*Provided records*:
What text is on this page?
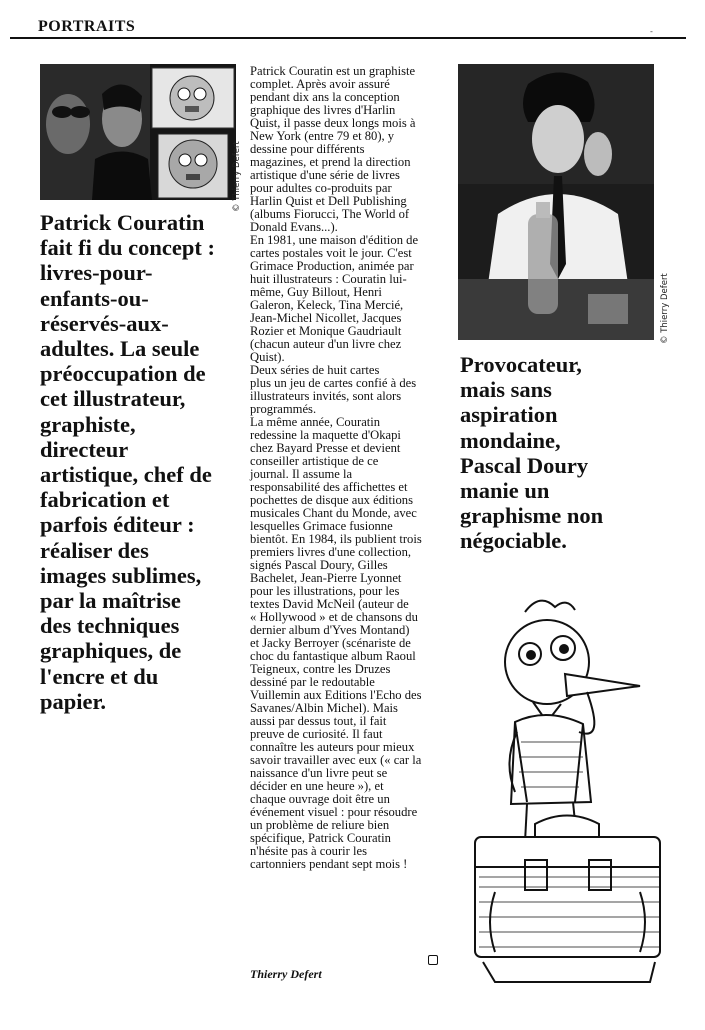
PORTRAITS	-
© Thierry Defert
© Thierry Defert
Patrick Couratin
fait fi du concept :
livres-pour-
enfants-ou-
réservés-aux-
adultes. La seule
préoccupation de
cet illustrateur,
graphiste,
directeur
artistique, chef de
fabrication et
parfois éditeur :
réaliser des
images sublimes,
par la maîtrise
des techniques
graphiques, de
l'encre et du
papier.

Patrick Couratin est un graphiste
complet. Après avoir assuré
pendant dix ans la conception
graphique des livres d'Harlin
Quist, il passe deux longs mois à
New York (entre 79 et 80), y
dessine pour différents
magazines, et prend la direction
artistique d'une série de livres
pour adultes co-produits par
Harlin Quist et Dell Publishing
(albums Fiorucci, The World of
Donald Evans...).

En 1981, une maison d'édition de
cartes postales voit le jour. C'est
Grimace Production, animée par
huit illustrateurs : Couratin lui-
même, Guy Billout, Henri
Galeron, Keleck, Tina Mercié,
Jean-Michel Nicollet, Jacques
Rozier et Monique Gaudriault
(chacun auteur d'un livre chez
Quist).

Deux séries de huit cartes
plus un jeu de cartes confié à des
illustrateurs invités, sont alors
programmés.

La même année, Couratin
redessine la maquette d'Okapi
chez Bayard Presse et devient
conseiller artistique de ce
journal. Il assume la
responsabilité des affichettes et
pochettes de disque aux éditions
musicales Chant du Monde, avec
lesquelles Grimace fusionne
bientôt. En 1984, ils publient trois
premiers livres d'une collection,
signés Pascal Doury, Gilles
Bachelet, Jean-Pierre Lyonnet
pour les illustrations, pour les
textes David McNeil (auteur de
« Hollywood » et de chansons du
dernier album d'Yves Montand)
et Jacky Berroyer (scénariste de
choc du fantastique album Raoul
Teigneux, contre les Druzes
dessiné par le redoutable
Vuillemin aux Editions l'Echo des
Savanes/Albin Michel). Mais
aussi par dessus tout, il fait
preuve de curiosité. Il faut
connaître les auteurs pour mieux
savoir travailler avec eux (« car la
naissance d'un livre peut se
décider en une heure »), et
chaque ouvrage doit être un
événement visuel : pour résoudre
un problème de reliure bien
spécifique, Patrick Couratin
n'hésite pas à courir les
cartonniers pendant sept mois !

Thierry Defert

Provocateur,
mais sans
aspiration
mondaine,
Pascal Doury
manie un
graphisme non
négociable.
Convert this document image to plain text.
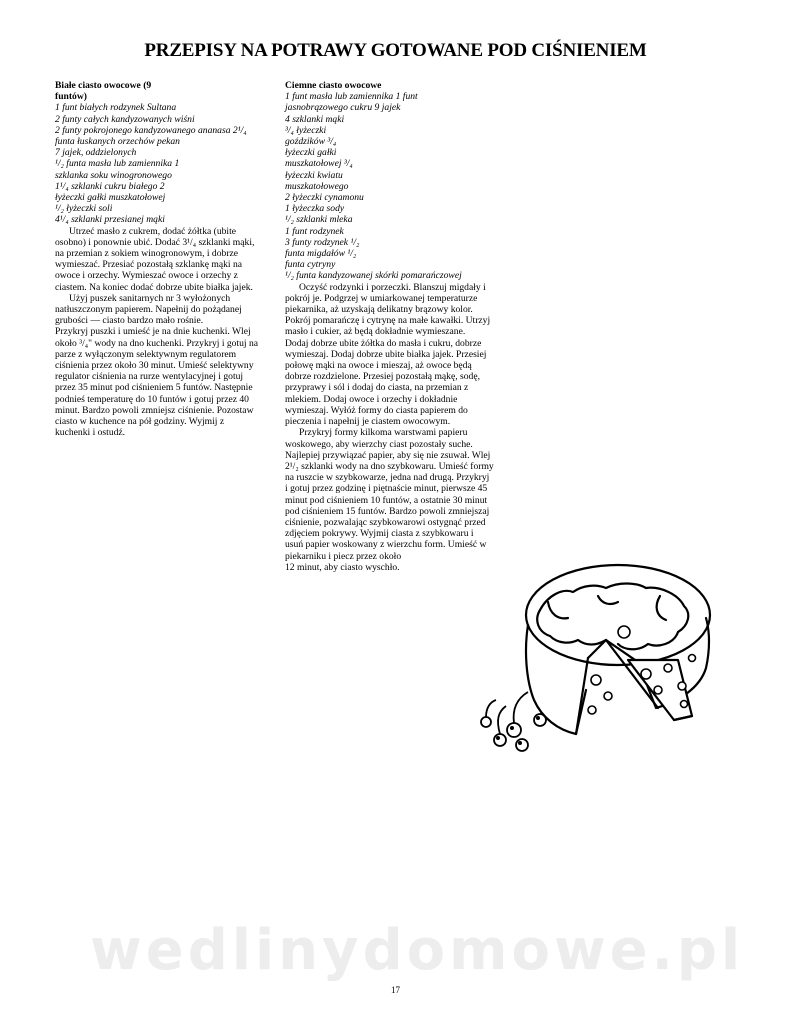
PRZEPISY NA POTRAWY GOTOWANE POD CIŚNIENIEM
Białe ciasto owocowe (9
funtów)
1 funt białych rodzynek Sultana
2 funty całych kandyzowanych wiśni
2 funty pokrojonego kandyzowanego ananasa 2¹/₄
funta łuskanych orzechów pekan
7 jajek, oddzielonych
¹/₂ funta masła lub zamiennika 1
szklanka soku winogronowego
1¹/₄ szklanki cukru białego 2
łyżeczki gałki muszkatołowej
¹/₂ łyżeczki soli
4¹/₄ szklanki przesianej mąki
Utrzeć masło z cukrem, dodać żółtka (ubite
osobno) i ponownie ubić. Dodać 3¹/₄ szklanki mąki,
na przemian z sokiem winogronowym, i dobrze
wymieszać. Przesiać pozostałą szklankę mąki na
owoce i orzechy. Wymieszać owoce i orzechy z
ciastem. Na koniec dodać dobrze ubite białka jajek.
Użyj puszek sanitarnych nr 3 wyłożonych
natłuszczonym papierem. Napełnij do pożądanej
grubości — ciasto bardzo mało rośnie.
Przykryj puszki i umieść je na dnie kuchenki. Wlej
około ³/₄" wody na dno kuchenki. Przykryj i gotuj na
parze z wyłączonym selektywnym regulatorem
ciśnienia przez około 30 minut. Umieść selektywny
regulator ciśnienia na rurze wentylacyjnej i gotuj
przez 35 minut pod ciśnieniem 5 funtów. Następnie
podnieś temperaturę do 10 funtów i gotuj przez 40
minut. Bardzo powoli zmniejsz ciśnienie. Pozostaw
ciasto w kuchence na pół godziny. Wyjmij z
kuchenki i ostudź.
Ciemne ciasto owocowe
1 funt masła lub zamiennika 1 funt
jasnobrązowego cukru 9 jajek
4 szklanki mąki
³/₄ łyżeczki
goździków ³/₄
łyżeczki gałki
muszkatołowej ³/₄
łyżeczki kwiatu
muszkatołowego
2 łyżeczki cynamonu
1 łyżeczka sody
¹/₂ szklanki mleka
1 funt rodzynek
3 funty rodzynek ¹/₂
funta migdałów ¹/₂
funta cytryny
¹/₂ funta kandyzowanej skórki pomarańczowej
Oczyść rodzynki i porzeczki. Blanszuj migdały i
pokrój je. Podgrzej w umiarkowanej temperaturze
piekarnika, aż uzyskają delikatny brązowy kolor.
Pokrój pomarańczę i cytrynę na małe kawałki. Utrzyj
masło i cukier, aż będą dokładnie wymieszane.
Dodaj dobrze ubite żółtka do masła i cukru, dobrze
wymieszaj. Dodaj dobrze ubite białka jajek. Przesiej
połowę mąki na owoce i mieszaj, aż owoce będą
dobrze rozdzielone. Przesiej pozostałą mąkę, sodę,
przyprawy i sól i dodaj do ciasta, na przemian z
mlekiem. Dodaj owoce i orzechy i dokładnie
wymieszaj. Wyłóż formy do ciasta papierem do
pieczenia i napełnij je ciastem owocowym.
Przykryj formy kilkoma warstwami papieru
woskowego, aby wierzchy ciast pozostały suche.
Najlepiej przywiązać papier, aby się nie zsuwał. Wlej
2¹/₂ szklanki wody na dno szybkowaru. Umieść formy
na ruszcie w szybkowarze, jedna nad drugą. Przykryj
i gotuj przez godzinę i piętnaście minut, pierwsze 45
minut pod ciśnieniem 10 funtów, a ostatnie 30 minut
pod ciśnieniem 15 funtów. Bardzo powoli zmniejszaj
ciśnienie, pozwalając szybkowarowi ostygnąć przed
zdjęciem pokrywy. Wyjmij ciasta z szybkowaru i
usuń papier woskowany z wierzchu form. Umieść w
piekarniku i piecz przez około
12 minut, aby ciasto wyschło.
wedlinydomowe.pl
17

*Given request*: What you return should match the records above word for word, minus the pictures.

*Output of the task*:
What text is on this page?
PORTRAITS	-
© Thierry Defert
© Thierry Defert
Patrick Couratin
fait fi du concept :
livres-pour-
enfants-ou-
réservés-aux-
adultes. La seule
préoccupation de
cet illustrateur,
graphiste,
directeur
artistique, chef de
fabrication et
parfois éditeur :
réaliser des
images sublimes,
par la maîtrise
des techniques
graphiques, de
l'encre et du
papier.

Patrick Couratin est un graphiste
complet. Après avoir assuré
pendant dix ans la conception
graphique des livres d'Harlin
Quist, il passe deux longs mois à
New York (entre 79 et 80), y
dessine pour différents
magazines, et prend la direction
artistique d'une série de livres
pour adultes co-produits par
Harlin Quist et Dell Publishing
(albums Fiorucci, The World of
Donald Evans...).

En 1981, une maison d'édition de
cartes postales voit le jour. C'est
Grimace Production, animée par
huit illustrateurs : Couratin lui-
même, Guy Billout, Henri
Galeron, Keleck, Tina Mercié,
Jean-Michel Nicollet, Jacques
Rozier et Monique Gaudriault
(chacun auteur d'un livre chez
Quist).

Deux séries de huit cartes
plus un jeu de cartes confié à des
illustrateurs invités, sont alors
programmés.

La même année, Couratin
redessine la maquette d'Okapi
chez Bayard Presse et devient
conseiller artistique de ce
journal. Il assume la
responsabilité des affichettes et
pochettes de disque aux éditions
musicales Chant du Monde, avec
lesquelles Grimace fusionne
bientôt. En 1984, ils publient trois
premiers livres d'une collection,
signés Pascal Doury, Gilles
Bachelet, Jean-Pierre Lyonnet
pour les illustrations, pour les
textes David McNeil (auteur de
« Hollywood » et de chansons du
dernier album d'Yves Montand)
et Jacky Berroyer (scénariste de
choc du fantastique album Raoul
Teigneux, contre les Druzes
dessiné par le redoutable
Vuillemin aux Editions l'Echo des
Savanes/Albin Michel). Mais
aussi par dessus tout, il fait
preuve de curiosité. Il faut
connaître les auteurs pour mieux
savoir travailler avec eux (« car la
naissance d'un livre peut se
décider en une heure »), et
chaque ouvrage doit être un
événement visuel : pour résoudre
un problème de reliure bien
spécifique, Patrick Couratin
n'hésite pas à courir les
cartonniers pendant sept mois !

Thierry Defert

Provocateur,
mais sans
aspiration
mondaine,
Pascal Doury
manie un
graphisme non
négociable.
Convert this document image to plain text.
PRZEPISY NA POTRAWY GOTOWANE POD CIŚNIENIEM
Białe ciasto owocowe (9
funtów)
1 funt białych rodzynek Sultana
2 funty całych kandyzowanych wiśni
2 funty pokrojonego kandyzowanego ananasa 2¹/₄
funta łuskanych orzechów pekan
7 jajek, oddzielonych
¹/₂ funta masła lub zamiennika 1
szklanka soku winogronowego
1¹/₄ szklanki cukru białego 2
łyżeczki gałki muszkatołowej
¹/₂ łyżeczki soli
4¹/₄ szklanki przesianej mąki
Utrzeć masło z cukrem, dodać żółtka (ubite
osobno) i ponownie ubić. Dodać 3¹/₄ szklanki mąki,
na przemian z sokiem winogronowym, i dobrze
wymieszać. Przesiać pozostałą szklankę mąki na
owoce i orzechy. Wymieszać owoce i orzechy z
ciastem. Na koniec dodać dobrze ubite białka jajek.
Użyj puszek sanitarnych nr 3 wyłożonych
natłuszczonym papierem. Napełnij do pożądanej
grubości — ciasto bardzo mało rośnie.
Przykryj puszki i umieść je na dnie kuchenki. Wlej
około ³/₄" wody na dno kuchenki. Przykryj i gotuj na
parze z wyłączonym selektywnym regulatorem
ciśnienia przez około 30 minut. Umieść selektywny
regulator ciśnienia na rurze wentylacyjnej i gotuj
przez 35 minut pod ciśnieniem 5 funtów. Następnie
podnieś temperaturę do 10 funtów i gotuj przez 40
minut. Bardzo powoli zmniejsz ciśnienie. Pozostaw
ciasto w kuchence na pół godziny. Wyjmij z
kuchenki i ostudź.
Ciemne ciasto owocowe
1 funt masła lub zamiennika 1 funt
jasnobrązowego cukru 9 jajek
4 szklanki mąki
³/₄ łyżeczki
goździków ³/₄
łyżeczki gałki
muszkatołowej ³/₄
łyżeczki kwiatu
muszkatołowego
2 łyżeczki cynamonu
1 łyżeczka sody
¹/₂ szklanki mleka
1 funt rodzynek
3 funty rodzynek ¹/₂
funta migdałów ¹/₂
funta cytryny
¹/₂ funta kandyzowanej skórki pomarańczowej
Oczyść rodzynki i porzeczki. Blanszuj migdały i
pokrój je. Podgrzej w umiarkowanej temperaturze
piekarnika, aż uzyskają delikatny brązowy kolor.
Pokrój pomarańczę i cytrynę na małe kawałki. Utrzyj
masło i cukier, aż będą dokładnie wymieszane.
Dodaj dobrze ubite żółtka do masła i cukru, dobrze
wymieszaj. Dodaj dobrze ubite białka jajek. Przesiej
połowę mąki na owoce i mieszaj, aż owoce będą
dobrze rozdzielone. Przesiej pozostałą mąkę, sodę,
przyprawy i sól i dodaj do ciasta, na przemian z
mlekiem. Dodaj owoce i orzechy i dokładnie
wymieszaj. Wyłóż formy do ciasta papierem do
pieczenia i napełnij je ciastem owocowym.
Przykryj formy kilkoma warstwami papieru
woskowego, aby wierzchy ciast pozostały suche.
Najlepiej przywiązać papier, aby się nie zsuwał. Wlej
2¹/₂ szklanki wody na dno szybkowaru. Umieść formy
na ruszcie w szybkowarze, jedna nad drugą. Przykryj
i gotuj przez godzinę i piętnaście minut, pierwsze 45
minut pod ciśnieniem 10 funtów, a ostatnie 30 minut
pod ciśnieniem 15 funtów. Bardzo powoli zmniejszaj
ciśnienie, pozwalając szybkowarowi ostygnąć przed
zdjęciem pokrywy. Wyjmij ciasta z szybkowaru i
usuń papier woskowany z wierzchu form. Umieść w
piekarniku i piecz przez około
12 minut, aby ciasto wyschło.
wedlinydomowe.pl
17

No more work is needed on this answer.